### REQUEST
Copy the stretch of the records from the start through the line containing "Where is each", substituting "Hg(OAc)" for "HgOAc" and leaving everything else unchanged. Omit the pictures.

## start DATA RECORDS

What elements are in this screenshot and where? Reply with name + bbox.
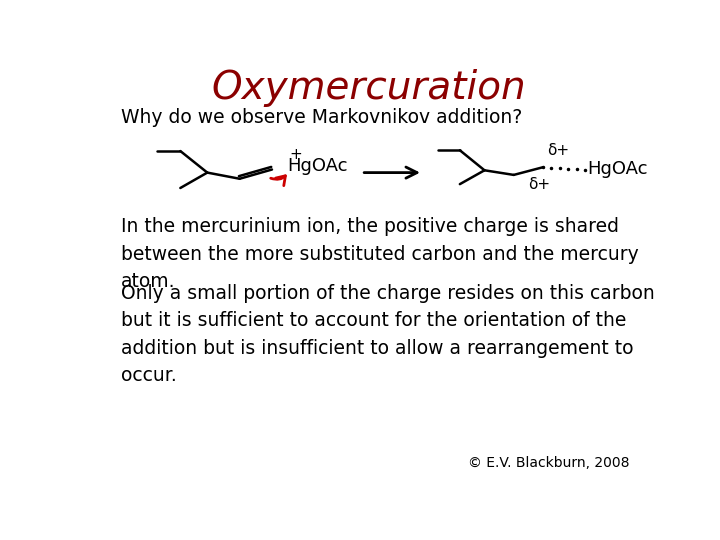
Text: Why do we observe Markovnikov addition?: Why do we observe Markovnikov addition? [121,107,522,127]
FancyArrowPatch shape [271,176,285,186]
Text: HgOAc: HgOAc [587,160,647,178]
Text: Only a small portion of the charge resides on this carbon
but it is sufficient t: Only a small portion of the charge resid… [121,284,654,385]
Text: δ+: δ+ [528,177,550,192]
Text: Oxymercuration: Oxymercuration [212,69,526,107]
Text: © E.V. Blackburn, 2008: © E.V. Blackburn, 2008 [468,456,629,470]
Text: In the mercurinium ion, the positive charge is shared
between the more substitut: In the mercurinium ion, the positive cha… [121,217,639,291]
Text: +: + [289,147,302,163]
Text: δ+: δ+ [547,143,570,158]
Text: HgOAc: HgOAc [287,157,348,174]
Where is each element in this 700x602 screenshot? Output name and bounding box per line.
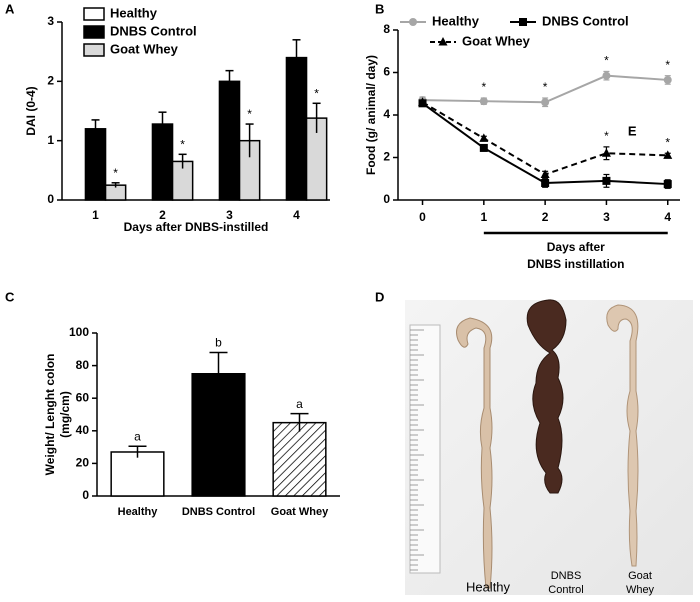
legend-marker [519, 18, 527, 26]
point [602, 71, 611, 80]
x-tick-label: 3 [226, 208, 233, 222]
point-label: * [604, 129, 609, 143]
legend-marker [409, 18, 417, 26]
bar [218, 80, 241, 201]
legend-swatch [83, 7, 105, 21]
y-axis-label: Food (g/ animal/ day) [364, 55, 378, 175]
bar [110, 451, 165, 497]
point-label: * [665, 135, 670, 149]
annotation: E [628, 123, 637, 138]
goat-whey-colon [606, 304, 639, 567]
panel-label: D [375, 289, 384, 304]
point-label: a [134, 429, 141, 443]
y-tick-label: 100 [69, 325, 89, 339]
y-axis-label: DAI (0-4) [24, 86, 38, 135]
point-label: * [314, 86, 319, 100]
x-axis-label: Days after [547, 240, 605, 254]
ruler-ticks [410, 329, 424, 571]
legend-label: Healthy [432, 13, 480, 28]
ruler [409, 324, 441, 574]
x-axis-label: Days after DNBS-instilled [124, 220, 269, 234]
bar [84, 128, 107, 201]
y-tick-label: 20 [76, 456, 90, 470]
x-tick-label: Healthy [118, 506, 159, 518]
legend-swatch [83, 25, 105, 39]
y-axis-label: (mg/cm) [58, 391, 72, 438]
x-tick-label: DNBS Control [182, 506, 255, 518]
x-tick-label: 1 [480, 210, 487, 224]
legend-label: Goat Whey [462, 33, 531, 48]
healthy-colon [456, 317, 493, 589]
photo-label: Healthy [466, 579, 511, 594]
y-axis-label: Weight/ Lenght colon [43, 354, 57, 476]
x-tick-label: Goat Whey [271, 506, 329, 518]
point [663, 75, 672, 84]
point [479, 143, 488, 152]
point-label: * [604, 54, 609, 68]
x-tick-label: 0 [419, 210, 426, 224]
photo-label: DNBS [551, 570, 582, 582]
photo-label: Goat [628, 570, 652, 582]
x-tick-label: 4 [293, 208, 300, 222]
dnbs-colon [526, 299, 567, 494]
point [541, 98, 550, 107]
bar [285, 56, 308, 201]
y-tick-label: 40 [76, 423, 90, 437]
y-tick-label: 2 [47, 74, 54, 88]
x-tick-label: 2 [542, 210, 549, 224]
bar [272, 421, 327, 497]
y-tick-label: 4 [383, 107, 390, 121]
panel-label: B [375, 1, 384, 16]
point-label: b [215, 336, 222, 350]
point [663, 180, 672, 189]
photo-label: Control [548, 584, 583, 596]
panel-label: A [5, 1, 15, 16]
legend-swatch [83, 43, 105, 57]
photo-label: Whey [626, 584, 655, 596]
point [479, 133, 489, 142]
y-tick-label: 6 [383, 65, 390, 79]
panel-label: C [5, 289, 15, 304]
point [663, 150, 673, 159]
x-tick-label: 4 [664, 210, 671, 224]
point-label: * [481, 80, 486, 94]
x-tick-label: 2 [159, 208, 166, 222]
photo [405, 299, 693, 595]
y-tick-label: 80 [76, 358, 90, 372]
point-label: * [543, 80, 548, 94]
y-tick-label: 2 [383, 150, 390, 164]
x-tick-label: 3 [603, 210, 610, 224]
point [541, 179, 550, 187]
y-tick-label: 3 [47, 14, 54, 28]
y-tick-label: 60 [76, 390, 90, 404]
legend-label: Goat Whey [110, 41, 179, 56]
point [418, 97, 428, 106]
y-tick-label: 0 [47, 192, 54, 206]
y-tick-label: 1 [47, 133, 54, 147]
point-label: * [665, 58, 670, 72]
x-axis-label: DNBS instillation [527, 257, 624, 271]
legend-label: Healthy [110, 5, 158, 20]
point [601, 148, 611, 157]
point [479, 97, 488, 106]
point [602, 176, 611, 185]
legend-label: DNBS Control [542, 13, 629, 28]
y-tick-label: 0 [82, 488, 89, 502]
point-label: a [296, 397, 303, 411]
y-tick-label: 0 [383, 192, 390, 206]
point-label: * [247, 107, 252, 121]
legend-marker [438, 37, 448, 46]
point-label: * [180, 137, 185, 151]
legend-label: DNBS Control [110, 23, 197, 38]
point-label: * [113, 166, 118, 180]
point [540, 169, 550, 178]
y-tick-label: 8 [383, 22, 390, 36]
x-tick-label: 1 [92, 208, 99, 222]
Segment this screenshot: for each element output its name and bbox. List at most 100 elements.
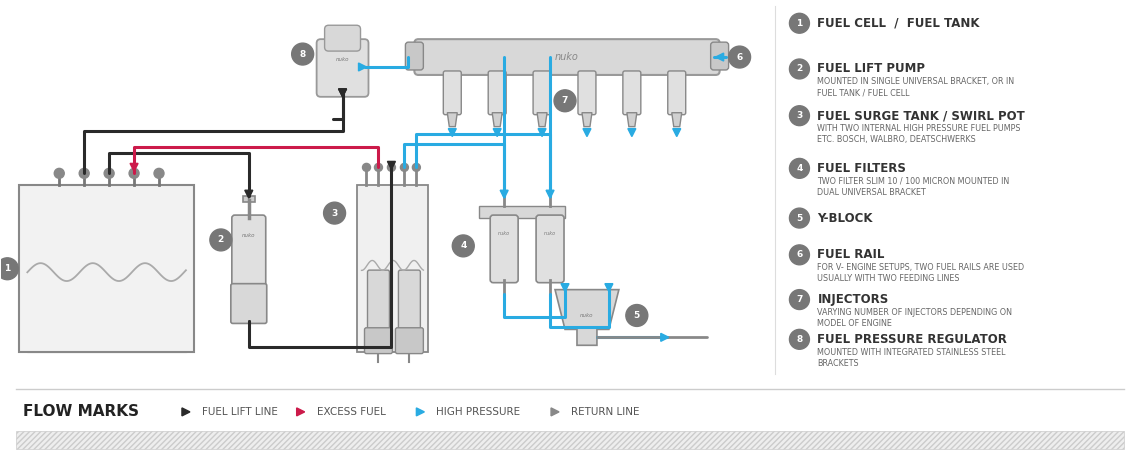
FancyBboxPatch shape: [443, 71, 462, 115]
Text: BRACKETS: BRACKETS: [817, 358, 860, 368]
Text: 6: 6: [797, 250, 803, 259]
Circle shape: [790, 245, 809, 265]
Circle shape: [363, 163, 370, 171]
Circle shape: [790, 106, 809, 126]
Polygon shape: [583, 129, 591, 137]
Text: RETURN LINE: RETURN LINE: [571, 407, 640, 417]
Circle shape: [55, 168, 64, 178]
Text: 7: 7: [562, 96, 568, 105]
Text: FUEL SURGE TANK / SWIRL POT: FUEL SURGE TANK / SWIRL POT: [817, 109, 1025, 122]
Text: nuko: nuko: [498, 231, 511, 236]
Text: FUEL LIFT LINE: FUEL LIFT LINE: [202, 407, 278, 417]
Circle shape: [210, 229, 231, 251]
Circle shape: [413, 163, 421, 171]
Text: FUEL CELL  /  FUEL TANK: FUEL CELL / FUEL TANK: [817, 17, 980, 30]
Text: 1: 1: [797, 19, 803, 28]
Circle shape: [626, 304, 648, 326]
Polygon shape: [661, 333, 669, 341]
Polygon shape: [538, 129, 546, 137]
Polygon shape: [561, 284, 569, 291]
Text: DUAL UNIVERSAL BRACKET: DUAL UNIVERSAL BRACKET: [817, 188, 926, 197]
Text: 8: 8: [300, 50, 306, 59]
Text: nuko: nuko: [555, 52, 579, 62]
Text: EXCESS FUEL: EXCESS FUEL: [317, 407, 385, 417]
Circle shape: [129, 168, 139, 178]
Text: VARYING NUMBER OF INJECTORS DEPENDING ON: VARYING NUMBER OF INJECTORS DEPENDING ON: [817, 308, 1012, 317]
FancyBboxPatch shape: [490, 215, 518, 283]
Text: ETC. BOSCH, WALBRO, DEATSCHWERKS: ETC. BOSCH, WALBRO, DEATSCHWERKS: [817, 135, 976, 144]
Polygon shape: [546, 190, 554, 198]
Text: INJECTORS: INJECTORS: [817, 293, 889, 306]
Text: nuko: nuko: [580, 313, 594, 318]
Polygon shape: [673, 129, 681, 137]
Text: TWO FILTER SLIM 10 / 100 MICRON MOUNTED IN: TWO FILTER SLIM 10 / 100 MICRON MOUNTED …: [817, 177, 1010, 186]
Circle shape: [0, 258, 18, 280]
Text: 2: 2: [797, 64, 803, 73]
Polygon shape: [605, 284, 613, 291]
Polygon shape: [551, 408, 559, 416]
Polygon shape: [500, 190, 508, 198]
FancyBboxPatch shape: [710, 42, 728, 70]
Text: 1: 1: [5, 264, 10, 273]
Text: 3: 3: [332, 208, 337, 218]
Text: 3: 3: [797, 111, 803, 120]
Circle shape: [554, 90, 576, 112]
Text: FUEL FILTERS: FUEL FILTERS: [817, 162, 906, 175]
Text: nuko: nuko: [544, 231, 556, 236]
Text: 5: 5: [634, 311, 640, 320]
Polygon shape: [339, 89, 347, 97]
Text: FUEL TANK / FUEL CELL: FUEL TANK / FUEL CELL: [817, 88, 910, 97]
FancyBboxPatch shape: [488, 71, 506, 115]
Text: FUEL PRESSURE REGULATOR: FUEL PRESSURE REGULATOR: [817, 333, 1008, 346]
FancyBboxPatch shape: [536, 215, 564, 283]
Polygon shape: [583, 113, 592, 127]
Polygon shape: [492, 113, 502, 127]
Text: MOUNTED WITH INTEGRATED STAINLESS STEEL: MOUNTED WITH INTEGRATED STAINLESS STEEL: [817, 348, 1005, 357]
Circle shape: [79, 168, 89, 178]
FancyBboxPatch shape: [406, 42, 423, 70]
Text: FUEL RAIL: FUEL RAIL: [817, 248, 885, 261]
FancyBboxPatch shape: [668, 71, 686, 115]
FancyBboxPatch shape: [398, 270, 421, 332]
Circle shape: [453, 235, 474, 257]
Text: 4: 4: [461, 241, 466, 251]
Polygon shape: [628, 129, 636, 137]
Text: 5: 5: [797, 213, 803, 223]
Polygon shape: [416, 408, 424, 416]
Polygon shape: [358, 63, 366, 71]
Text: nuko: nuko: [336, 56, 349, 62]
Text: MODEL OF ENGINE: MODEL OF ENGINE: [817, 319, 893, 328]
Polygon shape: [627, 113, 637, 127]
Circle shape: [154, 168, 164, 178]
Circle shape: [324, 202, 345, 224]
Polygon shape: [182, 408, 190, 416]
Text: 8: 8: [797, 335, 803, 344]
Text: FOR V- ENGINE SETUPS, TWO FUEL RAILS ARE USED: FOR V- ENGINE SETUPS, TWO FUEL RAILS ARE…: [817, 263, 1025, 272]
Circle shape: [374, 163, 382, 171]
FancyBboxPatch shape: [230, 284, 267, 324]
FancyBboxPatch shape: [534, 71, 551, 115]
FancyBboxPatch shape: [396, 328, 423, 353]
Text: 6: 6: [736, 52, 743, 62]
Text: 4: 4: [796, 164, 803, 173]
Circle shape: [790, 208, 809, 228]
Text: 2: 2: [218, 235, 223, 245]
Polygon shape: [671, 113, 682, 127]
Text: nuko: nuko: [242, 234, 255, 239]
FancyBboxPatch shape: [578, 71, 596, 115]
FancyBboxPatch shape: [414, 39, 719, 75]
Circle shape: [790, 13, 809, 33]
Circle shape: [790, 330, 809, 349]
Bar: [479, 206, 565, 218]
FancyBboxPatch shape: [622, 71, 641, 115]
FancyBboxPatch shape: [325, 25, 360, 51]
Bar: [357, 185, 429, 352]
Text: Y-BLOCK: Y-BLOCK: [817, 212, 873, 224]
Bar: [16, 431, 1124, 448]
Circle shape: [292, 43, 314, 65]
Polygon shape: [555, 290, 619, 345]
FancyBboxPatch shape: [367, 270, 390, 332]
Text: MOUNTED IN SINGLE UNIVERSAL BRACKET, OR IN: MOUNTED IN SINGLE UNIVERSAL BRACKET, OR …: [817, 78, 1015, 86]
Polygon shape: [716, 53, 724, 61]
Circle shape: [104, 168, 114, 178]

## end DATA RECORDS

### RESPONSE TO THE TASK
What elements are in this screenshot and where? Reply with name + bbox.
Text: Why do we observe Markovnikov addition?: Why do we observe Markovnikov addition? [121,107,522,127]
FancyArrowPatch shape [271,176,285,186]
Text: Hg(OAc): Hg(OAc) [587,160,647,178]
Text: Only a small portion of the charge resides on this carbon
but it is sufficient t: Only a small portion of the charge resid… [121,284,654,385]
Text: δ+: δ+ [528,177,550,192]
Text: Oxymercuration: Oxymercuration [212,69,526,107]
Text: © E.V. Blackburn, 2008: © E.V. Blackburn, 2008 [468,456,629,470]
Text: In the mercurinium ion, the positive charge is shared
between the more substitut: In the mercurinium ion, the positive cha… [121,217,639,291]
Text: +: + [289,147,302,163]
Text: δ+: δ+ [547,143,570,158]
Text: Hg(OAc): Hg(OAc) [287,157,348,174]
Where is each element in this 700x602 screenshot? Output name and bounding box per line.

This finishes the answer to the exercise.